::: Records for this exercise

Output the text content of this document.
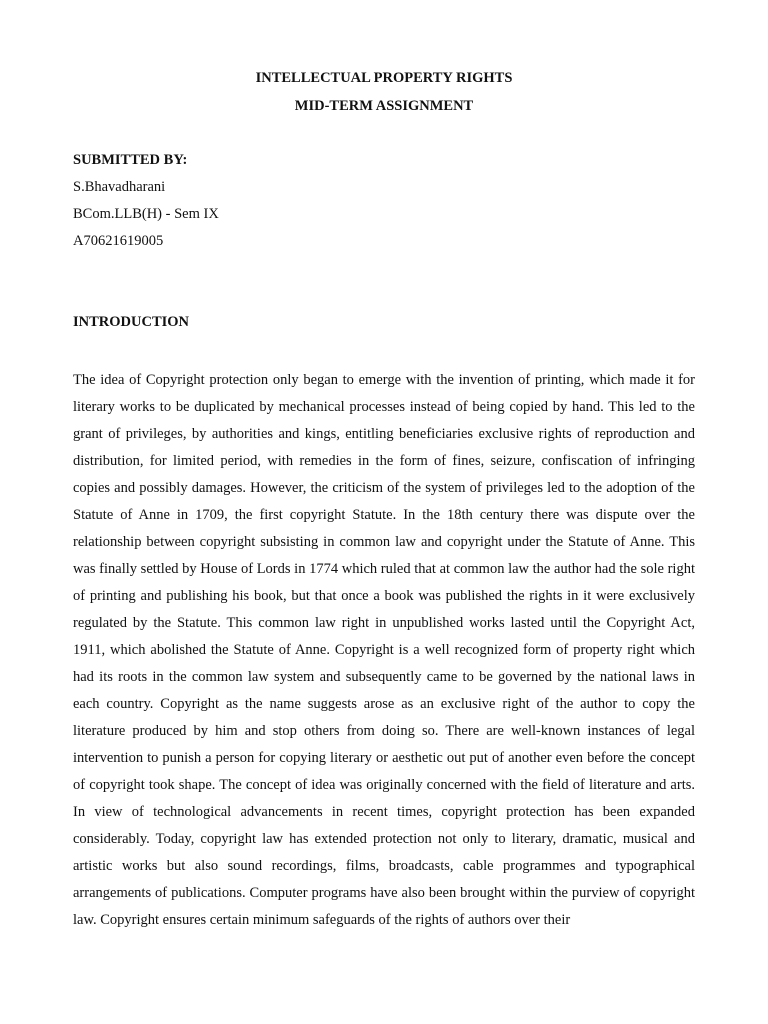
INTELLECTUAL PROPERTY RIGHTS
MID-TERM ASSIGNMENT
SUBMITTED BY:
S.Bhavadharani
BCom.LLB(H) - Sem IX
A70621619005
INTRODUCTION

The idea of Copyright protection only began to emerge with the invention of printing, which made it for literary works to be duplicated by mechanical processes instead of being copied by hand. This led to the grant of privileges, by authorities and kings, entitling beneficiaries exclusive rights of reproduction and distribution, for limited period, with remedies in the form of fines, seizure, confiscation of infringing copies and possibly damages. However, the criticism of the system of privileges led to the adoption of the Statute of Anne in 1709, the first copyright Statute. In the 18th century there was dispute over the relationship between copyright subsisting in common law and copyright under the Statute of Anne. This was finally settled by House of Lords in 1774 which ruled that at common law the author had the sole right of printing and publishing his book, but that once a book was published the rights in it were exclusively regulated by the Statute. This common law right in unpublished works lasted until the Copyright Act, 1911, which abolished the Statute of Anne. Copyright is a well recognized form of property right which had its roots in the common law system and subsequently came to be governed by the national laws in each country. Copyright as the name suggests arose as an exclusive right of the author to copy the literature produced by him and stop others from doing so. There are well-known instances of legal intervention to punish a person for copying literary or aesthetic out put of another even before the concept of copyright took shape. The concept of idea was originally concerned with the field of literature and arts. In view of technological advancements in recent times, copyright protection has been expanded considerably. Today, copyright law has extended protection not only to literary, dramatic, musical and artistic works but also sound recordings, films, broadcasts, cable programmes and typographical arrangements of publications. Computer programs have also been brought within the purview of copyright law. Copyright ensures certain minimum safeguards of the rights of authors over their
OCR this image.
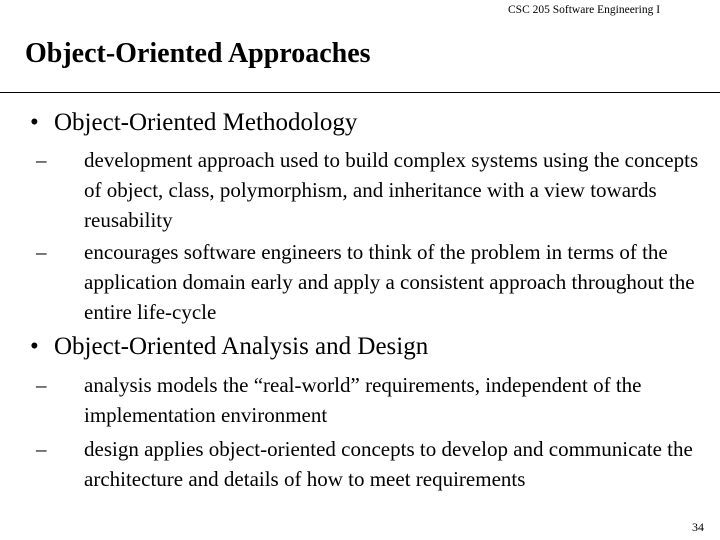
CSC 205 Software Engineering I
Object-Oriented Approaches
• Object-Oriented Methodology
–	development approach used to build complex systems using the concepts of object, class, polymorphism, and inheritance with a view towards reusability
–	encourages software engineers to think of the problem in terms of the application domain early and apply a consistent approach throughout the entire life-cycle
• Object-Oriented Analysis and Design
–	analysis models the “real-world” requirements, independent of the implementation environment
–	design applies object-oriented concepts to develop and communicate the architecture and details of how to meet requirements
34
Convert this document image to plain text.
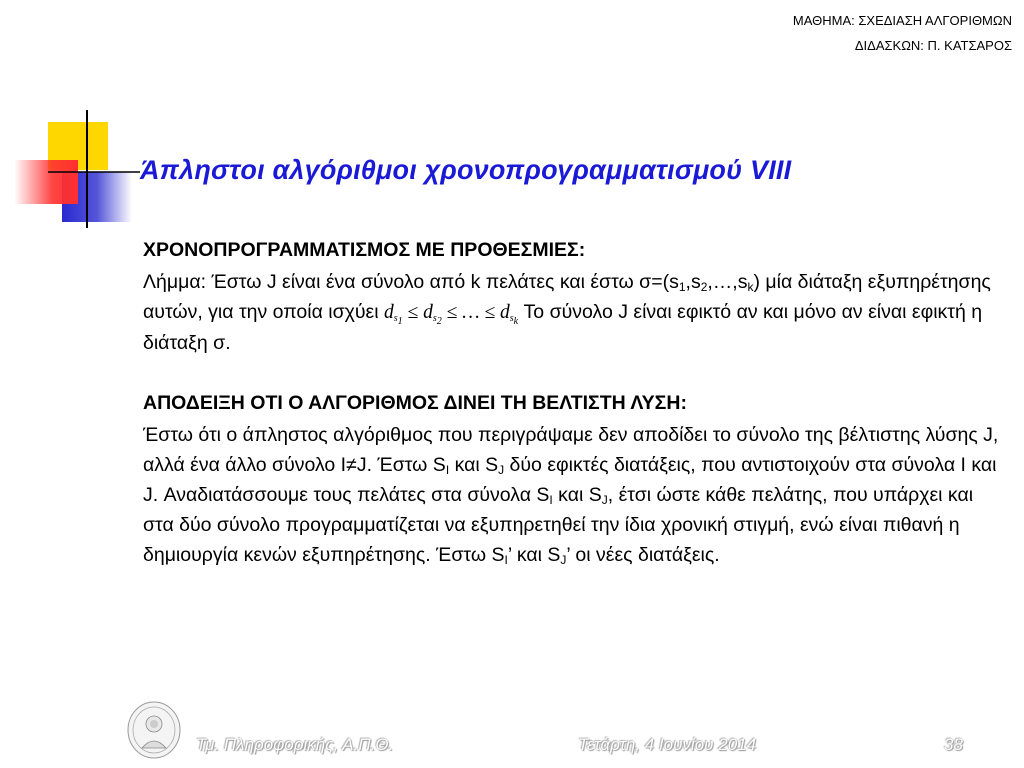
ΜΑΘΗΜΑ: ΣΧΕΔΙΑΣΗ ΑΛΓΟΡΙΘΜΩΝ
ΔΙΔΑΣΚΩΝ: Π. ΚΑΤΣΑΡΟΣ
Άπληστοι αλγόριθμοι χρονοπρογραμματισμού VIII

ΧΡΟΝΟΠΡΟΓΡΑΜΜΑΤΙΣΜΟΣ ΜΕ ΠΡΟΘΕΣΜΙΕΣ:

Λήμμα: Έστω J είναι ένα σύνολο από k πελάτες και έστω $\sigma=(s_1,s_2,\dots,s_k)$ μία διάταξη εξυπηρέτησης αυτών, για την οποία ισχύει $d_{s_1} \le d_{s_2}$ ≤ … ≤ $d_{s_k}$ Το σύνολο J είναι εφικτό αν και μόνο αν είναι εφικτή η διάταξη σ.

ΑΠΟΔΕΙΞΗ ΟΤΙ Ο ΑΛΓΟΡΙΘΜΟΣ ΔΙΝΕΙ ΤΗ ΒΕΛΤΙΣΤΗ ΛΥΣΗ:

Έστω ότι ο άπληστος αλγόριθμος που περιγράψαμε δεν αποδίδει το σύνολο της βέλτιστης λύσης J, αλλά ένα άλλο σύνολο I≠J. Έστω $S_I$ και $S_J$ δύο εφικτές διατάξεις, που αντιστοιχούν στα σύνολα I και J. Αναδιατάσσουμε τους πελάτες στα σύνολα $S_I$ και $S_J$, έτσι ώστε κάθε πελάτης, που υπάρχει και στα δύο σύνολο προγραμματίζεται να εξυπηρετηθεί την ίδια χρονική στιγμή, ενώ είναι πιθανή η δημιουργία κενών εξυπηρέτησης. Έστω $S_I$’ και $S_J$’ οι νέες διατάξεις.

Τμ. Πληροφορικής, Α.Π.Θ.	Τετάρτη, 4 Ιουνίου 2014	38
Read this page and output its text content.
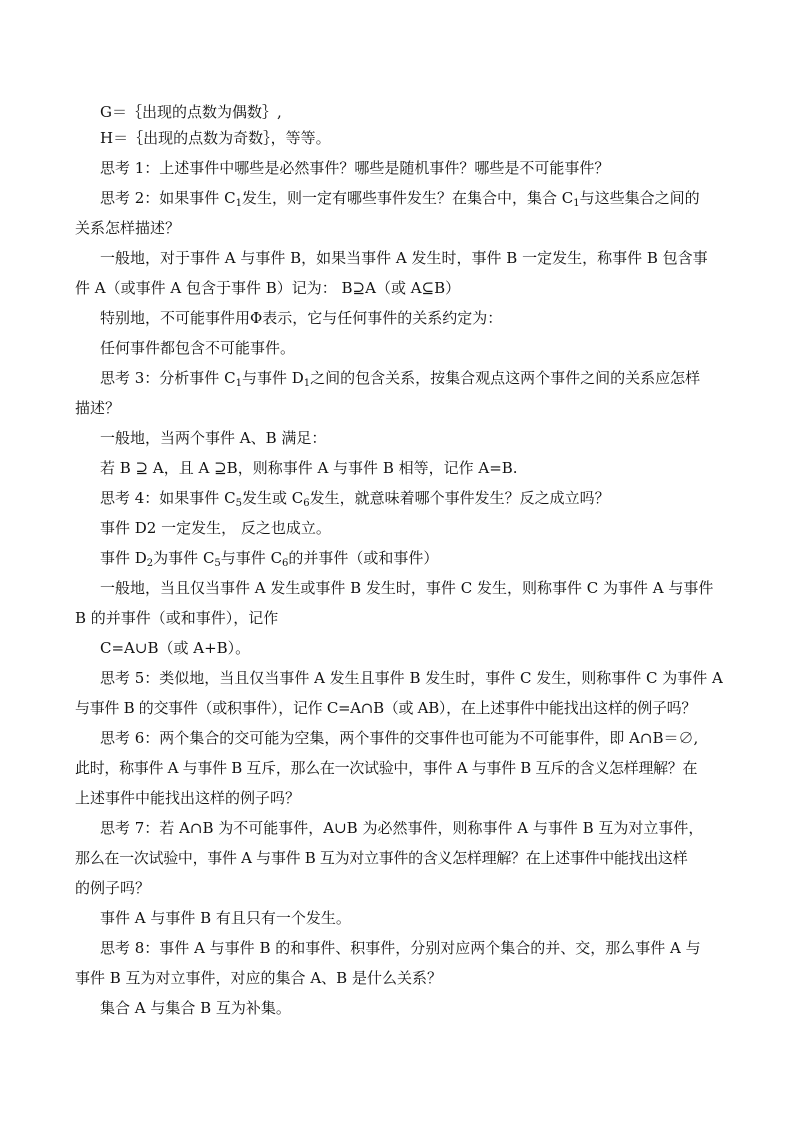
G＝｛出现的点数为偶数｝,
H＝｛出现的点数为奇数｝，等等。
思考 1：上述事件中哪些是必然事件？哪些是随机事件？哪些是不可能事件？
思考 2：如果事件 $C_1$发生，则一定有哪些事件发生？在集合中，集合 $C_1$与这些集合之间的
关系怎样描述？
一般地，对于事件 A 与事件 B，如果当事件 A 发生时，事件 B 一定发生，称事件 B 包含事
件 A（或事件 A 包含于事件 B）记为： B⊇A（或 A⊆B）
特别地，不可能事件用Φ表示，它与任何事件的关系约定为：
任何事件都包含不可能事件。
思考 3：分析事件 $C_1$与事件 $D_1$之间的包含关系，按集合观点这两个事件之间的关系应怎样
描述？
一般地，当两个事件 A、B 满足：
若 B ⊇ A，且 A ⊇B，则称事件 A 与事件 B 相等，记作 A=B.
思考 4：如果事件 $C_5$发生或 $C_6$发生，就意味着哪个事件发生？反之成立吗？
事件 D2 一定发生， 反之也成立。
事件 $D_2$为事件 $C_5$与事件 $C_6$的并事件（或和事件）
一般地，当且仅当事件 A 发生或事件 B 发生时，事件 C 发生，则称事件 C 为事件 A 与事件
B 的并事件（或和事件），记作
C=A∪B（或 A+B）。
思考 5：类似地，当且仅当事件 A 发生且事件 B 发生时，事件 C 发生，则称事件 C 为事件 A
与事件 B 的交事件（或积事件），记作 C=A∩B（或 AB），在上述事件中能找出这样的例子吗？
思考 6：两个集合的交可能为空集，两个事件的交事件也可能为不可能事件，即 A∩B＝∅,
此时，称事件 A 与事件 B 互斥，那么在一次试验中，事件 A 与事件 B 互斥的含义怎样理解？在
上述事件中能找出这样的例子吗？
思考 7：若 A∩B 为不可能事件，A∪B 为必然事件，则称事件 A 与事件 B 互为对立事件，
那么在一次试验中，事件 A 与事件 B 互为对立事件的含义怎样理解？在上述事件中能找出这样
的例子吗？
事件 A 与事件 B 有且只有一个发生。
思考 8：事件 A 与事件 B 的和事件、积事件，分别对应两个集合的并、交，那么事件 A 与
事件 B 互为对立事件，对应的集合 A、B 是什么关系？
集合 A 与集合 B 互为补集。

::::::

(Work required): Quote each entry above verbatim and drop the pictures.

(The solution):
Output the text content of this document.
INTELLECTUAL PROPERTY RIGHTS
MID-TERM ASSIGNMENT
SUBMITTED BY:
S.Bhavadharani
BCom.LLB(H) - Sem IX
A70621619005
INTRODUCTION

The idea of Copyright protection only began to emerge with the invention of printing, which made it for literary works to be duplicated by mechanical processes instead of being copied by hand. This led to the grant of privileges, by authorities and kings, entitling beneficiaries exclusive rights of reproduction and distribution, for limited period, with remedies in the form of fines, seizure, confiscation of infringing copies and possibly damages. However, the criticism of the system of privileges led to the adoption of the Statute of Anne in 1709, the first copyright Statute. In the 18th century there was dispute over the relationship between copyright subsisting in common law and copyright under the Statute of Anne. This was finally settled by House of Lords in 1774 which ruled that at common law the author had the sole right of printing and publishing his book, but that once a book was published the rights in it were exclusively regulated by the Statute. This common law right in unpublished works lasted until the Copyright Act, 1911, which abolished the Statute of Anne. Copyright is a well recognized form of property right which had its roots in the common law system and subsequently came to be governed by the national laws in each country. Copyright as the name suggests arose as an exclusive right of the author to copy the literature produced by him and stop others from doing so. There are well-known instances of legal intervention to punish a person for copying literary or aesthetic out put of another even before the concept of copyright took shape. The concept of idea was originally concerned with the field of literature and arts. In view of technological advancements in recent times, copyright protection has been expanded considerably. Today, copyright law has extended protection not only to literary, dramatic, musical and artistic works but also sound recordings, films, broadcasts, cable programmes and typographical arrangements of publications. Computer programs have also been brought within the purview of copyright law. Copyright ensures certain minimum safeguards of the rights of authors over their
OCR this image.
CSC 205 Software Engineering I
Object-Oriented Approaches
• Object-Oriented Methodology
–	development approach used to build complex systems using the concepts of object, class, polymorphism, and inheritance with a view towards reusability
–	encourages software engineers to think of the problem in terms of the application domain early and apply a consistent approach throughout the entire life-cycle
• Object-Oriented Analysis and Design
–	analysis models the “real-world” requirements, independent of the implementation environment
–	design applies object-oriented concepts to develop and communicate the architecture and details of how to meet requirements
34
Convert this document image to plain text.
ΜΑΘΗΜΑ: ΣΧΕΔΙΑΣΗ ΑΛΓΟΡΙΘΜΩΝ
ΔΙΔΑΣΚΩΝ: Π. ΚΑΤΣΑΡΟΣ
Άπληστοι αλγόριθμοι χρονοπρογραμματισμού VIII

ΧΡΟΝΟΠΡΟΓΡΑΜΜΑΤΙΣΜΟΣ ΜΕ ΠΡΟΘΕΣΜΙΕΣ:

Λήμμα: Έστω J είναι ένα σύνολο από k πελάτες και έστω $\sigma=(s_1,s_2,\dots,s_k)$ μία διάταξη εξυπηρέτησης αυτών, για την οποία ισχύει $d_{s_1} \le d_{s_2}$ ≤ … ≤ $d_{s_k}$ Το σύνολο J είναι εφικτό αν και μόνο αν είναι εφικτή η διάταξη σ.

ΑΠΟΔΕΙΞΗ ΟΤΙ Ο ΑΛΓΟΡΙΘΜΟΣ ΔΙΝΕΙ ΤΗ ΒΕΛΤΙΣΤΗ ΛΥΣΗ:

Έστω ότι ο άπληστος αλγόριθμος που περιγράψαμε δεν αποδίδει το σύνολο της βέλτιστης λύσης J, αλλά ένα άλλο σύνολο I≠J. Έστω $S_I$ και $S_J$ δύο εφικτές διατάξεις, που αντιστοιχούν στα σύνολα I και J. Αναδιατάσσουμε τους πελάτες στα σύνολα $S_I$ και $S_J$, έτσι ώστε κάθε πελάτης, που υπάρχει και στα δύο σύνολο προγραμματίζεται να εξυπηρετηθεί την ίδια χρονική στιγμή, ενώ είναι πιθανή η δημιουργία κενών εξυπηρέτησης. Έστω $S_I$’ και $S_J$’ οι νέες διατάξεις.

Τμ. Πληροφορικής, Α.Π.Θ.	Τετάρτη, 4 Ιουνίου 2014	38
Read this page and output its text content.
G＝｛出现的点数为偶数｝,
H＝｛出现的点数为奇数｝，等等。
思考 1：上述事件中哪些是必然事件？哪些是随机事件？哪些是不可能事件？
思考 2：如果事件 $C_1$发生，则一定有哪些事件发生？在集合中，集合 $C_1$与这些集合之间的
关系怎样描述？
一般地，对于事件 A 与事件 B，如果当事件 A 发生时，事件 B 一定发生，称事件 B 包含事
件 A（或事件 A 包含于事件 B）记为： B⊇A（或 A⊆B）
特别地，不可能事件用Φ表示，它与任何事件的关系约定为：
任何事件都包含不可能事件。
思考 3：分析事件 $C_1$与事件 $D_1$之间的包含关系，按集合观点这两个事件之间的关系应怎样
描述？
一般地，当两个事件 A、B 满足：
若 B ⊇ A，且 A ⊇B，则称事件 A 与事件 B 相等，记作 A=B.
思考 4：如果事件 $C_5$发生或 $C_6$发生，就意味着哪个事件发生？反之成立吗？
事件 D2 一定发生， 反之也成立。
事件 $D_2$为事件 $C_5$与事件 $C_6$的并事件（或和事件）
一般地，当且仅当事件 A 发生或事件 B 发生时，事件 C 发生，则称事件 C 为事件 A 与事件
B 的并事件（或和事件），记作
C=A∪B（或 A+B）。
思考 5：类似地，当且仅当事件 A 发生且事件 B 发生时，事件 C 发生，则称事件 C 为事件 A
与事件 B 的交事件（或积事件），记作 C=A∩B（或 AB），在上述事件中能找出这样的例子吗？
思考 6：两个集合的交可能为空集，两个事件的交事件也可能为不可能事件，即 A∩B＝∅,
此时，称事件 A 与事件 B 互斥，那么在一次试验中，事件 A 与事件 B 互斥的含义怎样理解？在
上述事件中能找出这样的例子吗？
思考 7：若 A∩B 为不可能事件，A∪B 为必然事件，则称事件 A 与事件 B 互为对立事件，
那么在一次试验中，事件 A 与事件 B 互为对立事件的含义怎样理解？在上述事件中能找出这样
的例子吗？
事件 A 与事件 B 有且只有一个发生。
思考 8：事件 A 与事件 B 的和事件、积事件，分别对应两个集合的并、交，那么事件 A 与
事件 B 互为对立事件，对应的集合 A、B 是什么关系？
集合 A 与集合 B 互为补集。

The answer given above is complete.